■ Set task
Find the lines below that contain the string "能基于所学的知识". Copy each one.

■ Data records
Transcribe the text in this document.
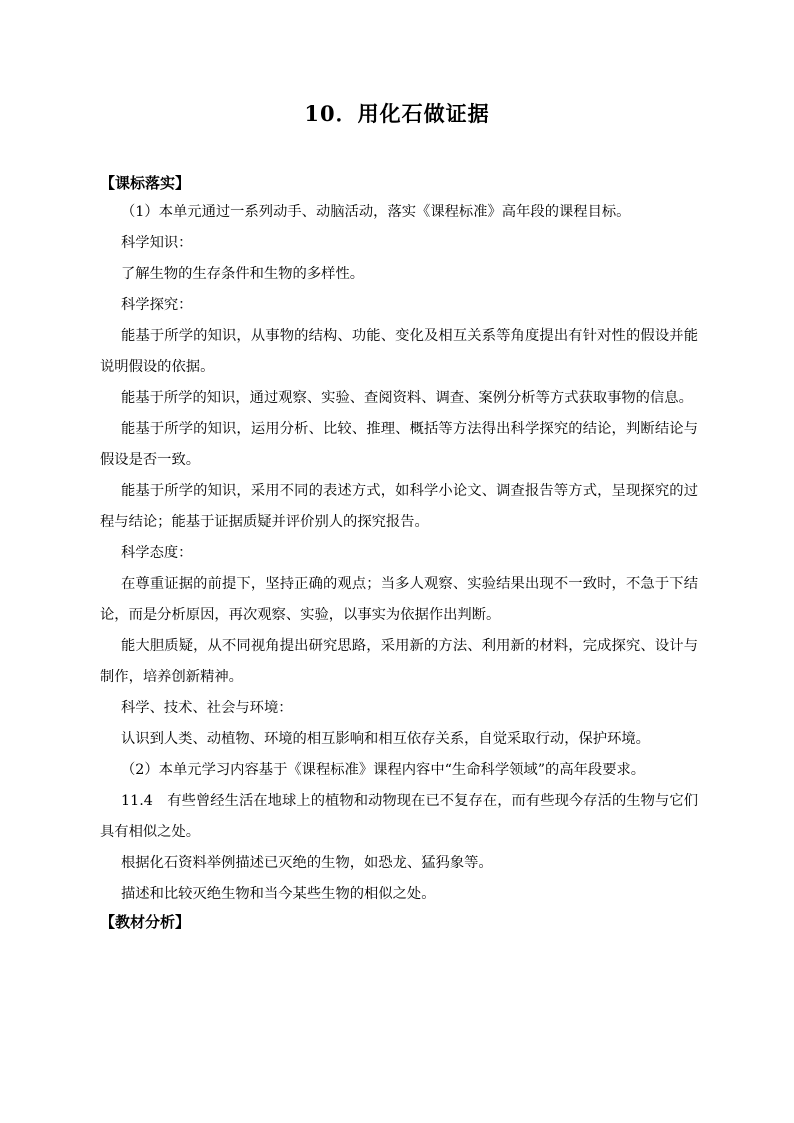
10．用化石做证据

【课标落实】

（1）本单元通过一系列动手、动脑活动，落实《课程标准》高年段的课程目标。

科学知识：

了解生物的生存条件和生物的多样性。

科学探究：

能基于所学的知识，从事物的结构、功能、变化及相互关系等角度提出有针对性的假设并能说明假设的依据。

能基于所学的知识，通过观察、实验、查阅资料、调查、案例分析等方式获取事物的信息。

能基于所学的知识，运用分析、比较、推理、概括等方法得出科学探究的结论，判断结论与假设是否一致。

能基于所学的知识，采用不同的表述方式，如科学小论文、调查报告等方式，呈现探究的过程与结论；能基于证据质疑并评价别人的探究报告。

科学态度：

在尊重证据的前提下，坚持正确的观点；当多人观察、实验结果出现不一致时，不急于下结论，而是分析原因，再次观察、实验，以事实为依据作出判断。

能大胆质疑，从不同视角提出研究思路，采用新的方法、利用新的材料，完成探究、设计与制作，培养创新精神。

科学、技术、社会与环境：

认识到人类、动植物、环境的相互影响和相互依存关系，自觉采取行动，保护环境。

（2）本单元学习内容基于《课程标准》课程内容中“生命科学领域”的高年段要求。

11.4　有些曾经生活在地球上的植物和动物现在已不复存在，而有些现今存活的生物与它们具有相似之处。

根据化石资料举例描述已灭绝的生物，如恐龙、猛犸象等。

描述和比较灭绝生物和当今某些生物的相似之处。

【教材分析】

==

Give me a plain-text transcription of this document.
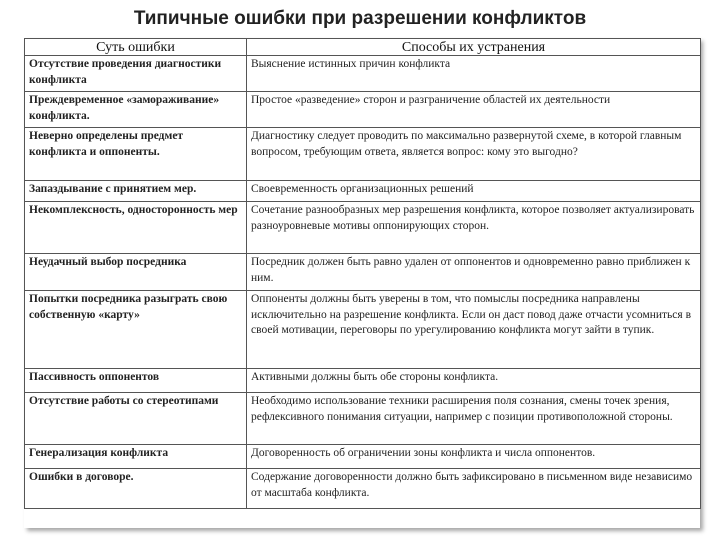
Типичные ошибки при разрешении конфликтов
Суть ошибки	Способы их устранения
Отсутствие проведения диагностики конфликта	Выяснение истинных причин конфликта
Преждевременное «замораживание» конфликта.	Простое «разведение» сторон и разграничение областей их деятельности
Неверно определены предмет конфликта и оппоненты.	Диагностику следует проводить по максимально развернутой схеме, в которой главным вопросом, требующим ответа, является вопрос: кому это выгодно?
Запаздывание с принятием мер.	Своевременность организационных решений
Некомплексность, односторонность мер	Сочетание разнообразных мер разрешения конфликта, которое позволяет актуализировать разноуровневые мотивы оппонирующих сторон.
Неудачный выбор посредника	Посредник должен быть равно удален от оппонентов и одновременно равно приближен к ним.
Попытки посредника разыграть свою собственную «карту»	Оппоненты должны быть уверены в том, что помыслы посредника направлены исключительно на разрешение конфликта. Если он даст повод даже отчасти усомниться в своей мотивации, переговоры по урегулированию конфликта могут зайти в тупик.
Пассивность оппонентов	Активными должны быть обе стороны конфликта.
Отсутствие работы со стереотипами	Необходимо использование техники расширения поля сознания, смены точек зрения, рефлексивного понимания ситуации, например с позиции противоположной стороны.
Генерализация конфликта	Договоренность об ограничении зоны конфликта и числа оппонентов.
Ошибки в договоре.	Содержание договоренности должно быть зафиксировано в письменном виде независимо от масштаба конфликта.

■ Exercise solution
能基于所学的知识，从事物的结构、功能、变化及相互关系等角度提出有针对性的假设并能说明假设的依据。
能基于所学的知识，通过观察、实验、查阅资料、调查、案例分析等方式获取事物的信息。
能基于所学的知识，运用分析、比较、推理、概括等方法得出科学探究的结论，判断结论与假设是否一致。
能基于所学的知识，采用不同的表述方式，如科学小论文、调查报告等方式，呈现探究的过程与结论；能基于证据质疑并评价别人的探究报告。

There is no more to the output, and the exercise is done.